Task goal
Leaving out the pictures, retype all the material exactly.
-- start of Supplied data --
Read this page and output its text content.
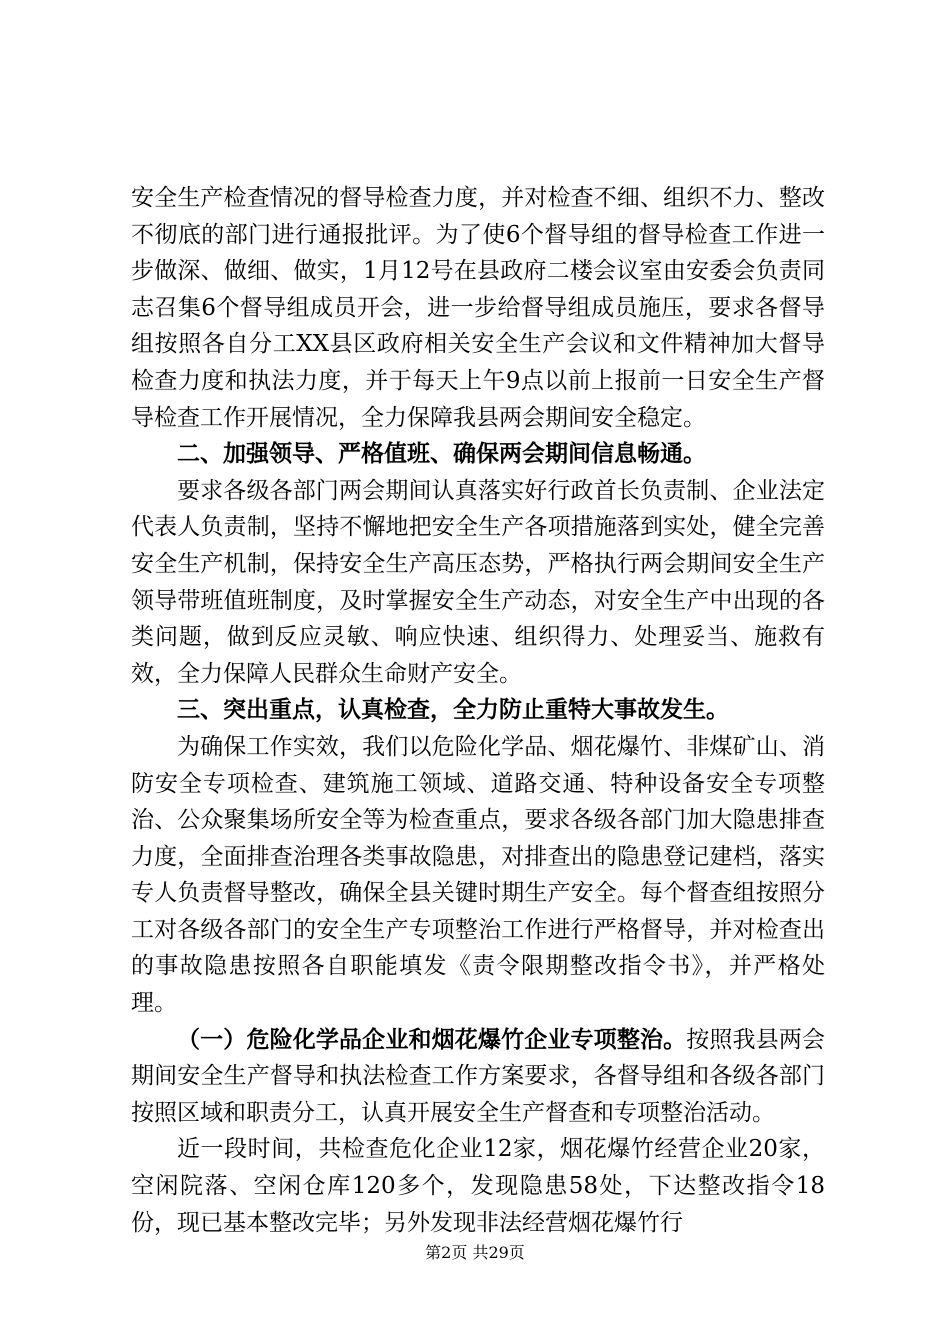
安全生产检查情况的督导检查力度，并对检查不细、组织不力、整改不彻底的部门进行通报批评。为了使6个督导组的督导检查工作进一步做深、做细、做实，1月12号在县政府二楼会议室由安委会负责同志召集6个督导组成员开会，进一步给督导组成员施压，要求各督导组按照各自分工XX县区政府相关安全生产会议和文件精神加大督导检查力度和执法力度，并于每天上午9点以前上报前一日安全生产督导检查工作开展情况，全力保障我县两会期间安全稳定。

二、加强领导、严格值班、确保两会期间信息畅通。

要求各级各部门两会期间认真落实好行政首长负责制、企业法定代表人负责制，坚持不懈地把安全生产各项措施落到实处，健全完善安全生产机制，保持安全生产高压态势，严格执行两会期间安全生产领导带班值班制度，及时掌握安全生产动态，对安全生产中出现的各类问题，做到反应灵敏、响应快速、组织得力、处理妥当、施救有效，全力保障人民群众生命财产安全。

三、突出重点，认真检查，全力防止重特大事故发生。

为确保工作实效，我们以危险化学品、烟花爆竹、非煤矿山、消防安全专项检查、建筑施工领域、道路交通、特种设备安全专项整治、公众聚集场所安全等为检查重点，要求各级各部门加大隐患排查力度，全面排查治理各类事故隐患，对排查出的隐患登记建档，落实专人负责督导整改，确保全县关键时期生产安全。每个督查组按照分工对各级各部门的安全生产专项整治工作进行严格督导，并对检查出的事故隐患按照各自职能填发《责令限期整改指令书》，并严格处理。

（一）危险化学品企业和烟花爆竹企业专项整治。按照我县两会期间安全生产督导和执法检查工作方案要求，各督导组和各级各部门按照区域和职责分工，认真开展安全生产督查和专项整治活动。

近一段时间，共检查危化企业12家，烟花爆竹经营企业20家，空闲院落、空闲仓库120多个，发现隐患58处，下达整改指令18份，现已基本整改完毕；另外发现非法经营烟花爆竹行

第2页 共29页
-- end of Supplied data --
Written reply
Read this page and output its text content.
安全生产检查情况的督导检查力度，并对检查不细、组织不力、整改不彻底的部门进行通报批评。为了使6个督导组的督导检查工作进一步做深、做细、做实，1月12号在县政府二楼会议室由安委会负责同志召集6个督导组成员开会，进一步给督导组成员施压，要求各督导组按照各自分工XX县区政府相关安全生产会议和文件精神加大督导检查力度和执法力度，并于每天上午9点以前上报前一日安全生产督导检查工作开展情况，全力保障我县两会期间安全稳定。

二、加强领导、严格值班、确保两会期间信息畅通。

要求各级各部门两会期间认真落实好行政首长负责制、企业法定代表人负责制，坚持不懈地把安全生产各项措施落到实处，健全完善安全生产机制，保持安全生产高压态势，严格执行两会期间安全生产领导带班值班制度，及时掌握安全生产动态，对安全生产中出现的各类问题，做到反应灵敏、响应快速、组织得力、处理妥当、施救有效，全力保障人民群众生命财产安全。

三、突出重点，认真检查，全力防止重特大事故发生。

为确保工作实效，我们以危险化学品、烟花爆竹、非煤矿山、消防安全专项检查、建筑施工领域、道路交通、特种设备安全专项整治、公众聚集场所安全等为检查重点，要求各级各部门加大隐患排查力度，全面排查治理各类事故隐患，对排查出的隐患登记建档，落实专人负责督导整改，确保全县关键时期生产安全。每个督查组按照分工对各级各部门的安全生产专项整治工作进行严格督导，并对检查出的事故隐患按照各自职能填发《责令限期整改指令书》，并严格处理。

（一）危险化学品企业和烟花爆竹企业专项整治。按照我县两会期间安全生产督导和执法检查工作方案要求，各督导组和各级各部门按照区域和职责分工，认真开展安全生产督查和专项整治活动。

近一段时间，共检查危化企业12家，烟花爆竹经营企业20家，空闲院落、空闲仓库120多个，发现隐患58处，下达整改指令18份，现已基本整改完毕；另外发现非法经营烟花爆竹行

第2页 共29页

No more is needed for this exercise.